▼

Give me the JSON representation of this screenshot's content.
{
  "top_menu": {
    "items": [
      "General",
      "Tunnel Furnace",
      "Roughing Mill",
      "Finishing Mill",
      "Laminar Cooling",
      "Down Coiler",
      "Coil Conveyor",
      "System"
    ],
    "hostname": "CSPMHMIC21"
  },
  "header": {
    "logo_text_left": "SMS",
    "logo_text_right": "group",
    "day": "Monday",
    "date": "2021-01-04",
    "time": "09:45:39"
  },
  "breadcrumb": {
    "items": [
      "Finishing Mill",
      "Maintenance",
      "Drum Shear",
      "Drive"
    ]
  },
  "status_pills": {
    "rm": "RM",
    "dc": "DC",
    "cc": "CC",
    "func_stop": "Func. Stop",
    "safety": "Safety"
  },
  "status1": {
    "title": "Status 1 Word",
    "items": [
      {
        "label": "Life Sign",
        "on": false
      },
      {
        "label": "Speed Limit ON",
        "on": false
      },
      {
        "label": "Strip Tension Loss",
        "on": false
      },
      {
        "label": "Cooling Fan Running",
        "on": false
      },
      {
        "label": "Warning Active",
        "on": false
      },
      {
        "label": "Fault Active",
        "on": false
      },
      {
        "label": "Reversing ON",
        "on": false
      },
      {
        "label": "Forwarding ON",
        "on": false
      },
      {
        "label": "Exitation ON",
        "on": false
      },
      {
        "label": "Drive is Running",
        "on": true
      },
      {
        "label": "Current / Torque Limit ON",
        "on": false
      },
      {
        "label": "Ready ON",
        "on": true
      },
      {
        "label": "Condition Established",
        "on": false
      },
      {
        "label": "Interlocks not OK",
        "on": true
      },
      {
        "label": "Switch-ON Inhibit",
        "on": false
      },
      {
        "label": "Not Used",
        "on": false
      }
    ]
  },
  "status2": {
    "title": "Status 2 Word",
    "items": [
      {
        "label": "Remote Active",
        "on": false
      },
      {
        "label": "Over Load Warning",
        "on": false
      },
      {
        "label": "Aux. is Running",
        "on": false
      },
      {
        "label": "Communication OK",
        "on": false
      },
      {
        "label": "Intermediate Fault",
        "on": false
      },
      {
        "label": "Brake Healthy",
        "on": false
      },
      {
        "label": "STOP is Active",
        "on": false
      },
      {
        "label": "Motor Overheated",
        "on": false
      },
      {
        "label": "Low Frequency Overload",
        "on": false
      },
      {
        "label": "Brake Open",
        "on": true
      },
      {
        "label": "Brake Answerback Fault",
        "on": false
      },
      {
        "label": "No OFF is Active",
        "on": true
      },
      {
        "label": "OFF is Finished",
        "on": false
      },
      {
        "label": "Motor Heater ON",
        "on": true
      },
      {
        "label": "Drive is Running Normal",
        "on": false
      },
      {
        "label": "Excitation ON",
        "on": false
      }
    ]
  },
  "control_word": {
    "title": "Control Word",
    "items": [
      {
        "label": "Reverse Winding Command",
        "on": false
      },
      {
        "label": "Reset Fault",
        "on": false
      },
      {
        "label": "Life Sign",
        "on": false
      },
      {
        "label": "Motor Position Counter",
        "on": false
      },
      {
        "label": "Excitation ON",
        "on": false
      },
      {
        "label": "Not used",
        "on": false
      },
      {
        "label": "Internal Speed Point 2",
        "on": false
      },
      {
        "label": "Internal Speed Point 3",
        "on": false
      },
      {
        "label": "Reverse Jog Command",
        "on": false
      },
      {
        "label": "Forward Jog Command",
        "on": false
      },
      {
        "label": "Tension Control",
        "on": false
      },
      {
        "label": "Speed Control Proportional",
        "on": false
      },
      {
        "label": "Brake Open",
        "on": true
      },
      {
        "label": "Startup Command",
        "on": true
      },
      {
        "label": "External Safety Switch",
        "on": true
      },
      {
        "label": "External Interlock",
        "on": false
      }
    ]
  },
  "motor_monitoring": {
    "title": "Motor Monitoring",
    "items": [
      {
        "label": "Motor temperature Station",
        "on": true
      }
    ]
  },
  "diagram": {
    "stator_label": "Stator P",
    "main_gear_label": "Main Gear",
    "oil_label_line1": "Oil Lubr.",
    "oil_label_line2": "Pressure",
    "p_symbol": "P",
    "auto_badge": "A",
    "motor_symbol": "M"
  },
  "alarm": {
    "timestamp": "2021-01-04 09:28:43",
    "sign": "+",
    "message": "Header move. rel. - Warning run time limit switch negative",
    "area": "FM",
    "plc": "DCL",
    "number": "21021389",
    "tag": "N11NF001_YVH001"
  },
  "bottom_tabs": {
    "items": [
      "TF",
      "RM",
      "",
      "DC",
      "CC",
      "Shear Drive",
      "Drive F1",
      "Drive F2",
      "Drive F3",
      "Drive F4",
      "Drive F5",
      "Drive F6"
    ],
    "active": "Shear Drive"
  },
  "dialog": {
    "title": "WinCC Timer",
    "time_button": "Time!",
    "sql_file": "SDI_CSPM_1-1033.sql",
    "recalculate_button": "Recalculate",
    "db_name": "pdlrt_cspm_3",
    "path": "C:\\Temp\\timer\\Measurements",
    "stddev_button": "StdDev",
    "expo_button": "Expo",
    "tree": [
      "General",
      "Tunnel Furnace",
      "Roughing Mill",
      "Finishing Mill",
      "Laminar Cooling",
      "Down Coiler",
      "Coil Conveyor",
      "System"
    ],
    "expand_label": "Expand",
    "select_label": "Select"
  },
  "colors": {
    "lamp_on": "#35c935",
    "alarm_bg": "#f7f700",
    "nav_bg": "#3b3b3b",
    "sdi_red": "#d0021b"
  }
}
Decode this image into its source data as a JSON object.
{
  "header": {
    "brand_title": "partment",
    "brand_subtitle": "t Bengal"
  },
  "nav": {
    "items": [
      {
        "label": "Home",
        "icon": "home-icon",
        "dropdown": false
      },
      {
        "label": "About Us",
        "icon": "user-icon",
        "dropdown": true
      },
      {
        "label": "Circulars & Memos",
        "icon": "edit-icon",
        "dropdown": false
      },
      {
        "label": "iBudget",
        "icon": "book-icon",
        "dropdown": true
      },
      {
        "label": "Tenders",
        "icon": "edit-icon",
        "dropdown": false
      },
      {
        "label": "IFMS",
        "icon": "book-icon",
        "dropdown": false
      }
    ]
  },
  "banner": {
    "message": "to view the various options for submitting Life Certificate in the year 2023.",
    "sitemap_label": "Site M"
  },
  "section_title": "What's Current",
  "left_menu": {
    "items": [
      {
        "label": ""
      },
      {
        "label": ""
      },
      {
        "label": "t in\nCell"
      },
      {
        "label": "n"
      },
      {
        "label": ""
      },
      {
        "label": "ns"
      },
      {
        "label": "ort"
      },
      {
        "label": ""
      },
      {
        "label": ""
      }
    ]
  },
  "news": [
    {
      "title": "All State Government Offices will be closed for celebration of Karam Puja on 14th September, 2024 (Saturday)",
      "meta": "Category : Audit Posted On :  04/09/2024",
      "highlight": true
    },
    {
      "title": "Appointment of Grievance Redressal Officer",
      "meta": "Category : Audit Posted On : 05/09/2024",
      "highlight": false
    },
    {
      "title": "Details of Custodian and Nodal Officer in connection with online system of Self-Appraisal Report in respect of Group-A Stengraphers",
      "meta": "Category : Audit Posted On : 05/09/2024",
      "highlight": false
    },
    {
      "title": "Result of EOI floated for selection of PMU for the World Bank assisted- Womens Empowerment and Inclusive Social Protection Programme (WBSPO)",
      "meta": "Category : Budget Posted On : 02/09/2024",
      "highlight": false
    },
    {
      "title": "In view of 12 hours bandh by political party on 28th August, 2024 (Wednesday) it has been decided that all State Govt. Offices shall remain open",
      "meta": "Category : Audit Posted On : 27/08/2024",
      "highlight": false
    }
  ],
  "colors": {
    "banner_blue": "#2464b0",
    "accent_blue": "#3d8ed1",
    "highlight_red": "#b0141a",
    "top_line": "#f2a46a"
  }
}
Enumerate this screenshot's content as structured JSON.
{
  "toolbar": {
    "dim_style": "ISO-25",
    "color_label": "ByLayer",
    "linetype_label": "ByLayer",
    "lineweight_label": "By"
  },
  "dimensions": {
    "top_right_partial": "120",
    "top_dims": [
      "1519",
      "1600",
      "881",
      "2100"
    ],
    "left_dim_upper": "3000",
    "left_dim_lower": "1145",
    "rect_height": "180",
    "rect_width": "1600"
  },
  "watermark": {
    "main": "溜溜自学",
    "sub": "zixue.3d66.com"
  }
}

▲

What needs to be done>
Return the lines beginning at the one that contains "Enumerate this screenshot's" and continuing through the last line of the data, exactly as they stand and without any others.

Answer>
Enumerate this screenshot's content as structured JSON.
{
  "toolbar": {
    "dim_style": "ISO-25",
    "color_label": "ByLayer",
    "linetype_label": "ByLayer",
    "lineweight_label": "By"
  },
  "dimensions": {
    "top_right_partial": "120",
    "top_dims": [
      "1519",
      "1600",
      "881",
      "2100"
    ],
    "left_dim_upper": "3000",
    "left_dim_lower": "1145",
    "rect_height": "180",
    "rect_width": "1600"
  },
  "watermark": {
    "main": "溜溜自学",
    "sub": "zixue.3d66.com"
  }
}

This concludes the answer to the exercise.